* Written exercise *
Tally the lines of the listing that contain the word "this", then give the total and nothing else.
--- Start Raw data ---
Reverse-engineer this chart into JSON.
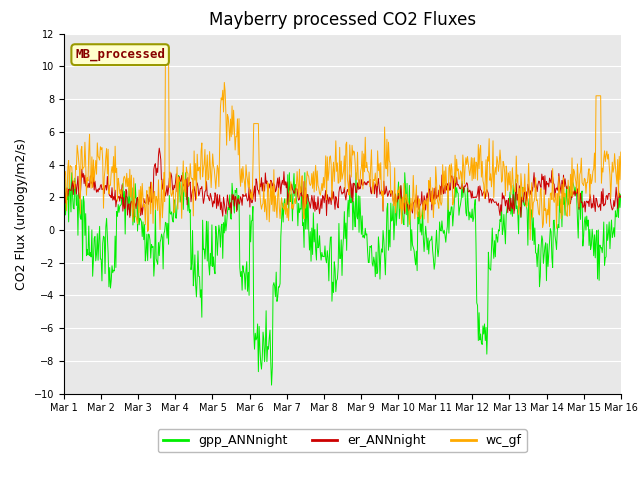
{
  "title": "Mayberry processed CO2 Fluxes",
  "ylabel": "CO2 Flux (urology/m2/s)",
  "ylim": [
    -10,
    12
  ],
  "yticks": [
    -10,
    -8,
    -6,
    -4,
    -2,
    0,
    2,
    4,
    6,
    8,
    10,
    12
  ],
  "xtick_labels": [
    "Mar 1",
    "Mar 2",
    "Mar 3",
    "Mar 4",
    "Mar 5",
    "Mar 6",
    "Mar 7",
    "Mar 8",
    "Mar 9",
    "Mar 10",
    "Mar 11",
    "Mar 12",
    "Mar 13",
    "Mar 14",
    "Mar 15",
    "Mar 16"
  ],
  "n_days": 15,
  "n_per_day": 48,
  "color_gpp": "#00ee00",
  "color_er": "#cc0000",
  "color_wc": "#ffaa00",
  "legend_labels": [
    "gpp_ANNnight",
    "er_ANNnight",
    "wc_gf"
  ],
  "mb_label": "MB_processed",
  "mb_label_color": "#880000",
  "mb_box_facecolor": "#ffffcc",
  "mb_box_edgecolor": "#999900",
  "bg_color": "#e8e8e8",
  "title_fontsize": 12,
  "axis_label_fontsize": 9,
  "tick_fontsize": 7,
  "legend_fontsize": 9,
  "linewidth": 0.7
}
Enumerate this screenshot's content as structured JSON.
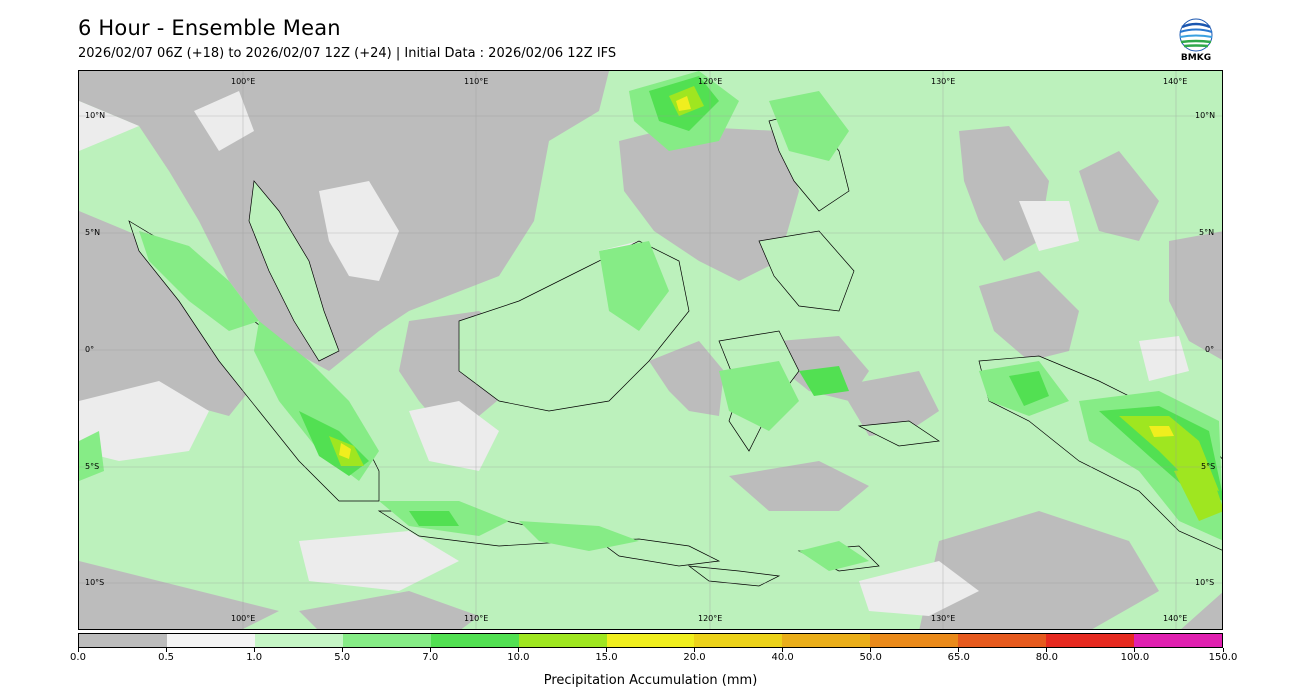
{
  "header": {
    "title": "6 Hour - Ensemble Mean",
    "subtitle": "2026/02/07 06Z (+18) to 2026/02/07 12Z (+24) | Initial Data : 2026/02/06 12Z IFS"
  },
  "logo": {
    "text": "BMKG",
    "icon": "bmkg-logo-icon"
  },
  "map": {
    "lon_labels_top": [
      "100°E",
      "110°E",
      "120°E",
      "130°E",
      "140°E"
    ],
    "lon_labels_bottom": [
      "100°E",
      "110°E",
      "120°E",
      "130°E",
      "140°E"
    ],
    "lat_labels_left": [
      "10°N",
      "5°N",
      "0°",
      "5°S",
      "10°S"
    ],
    "lat_labels_right": [
      "10°N",
      "5°N",
      "0°",
      "5°S",
      "10°S"
    ]
  },
  "colorbar": {
    "label": "Precipitation Accumulation (mm)",
    "ticks": [
      "0.0",
      "0.5",
      "1.0",
      "5.0",
      "7.0",
      "10.0",
      "15.0",
      "20.0",
      "40.0",
      "50.0",
      "65.0",
      "80.0",
      "100.0",
      "150.0"
    ],
    "colors": [
      "#bcbcbc",
      "#f4f4f4",
      "#c5f5c5",
      "#86ec86",
      "#52e052",
      "#9fe620",
      "#f0ee1e",
      "#ecd21a",
      "#eaae1a",
      "#ea8a1a",
      "#e65a1e",
      "#e62a20",
      "#e020b0"
    ]
  }
}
--- End Raw data ---
* Full output *
2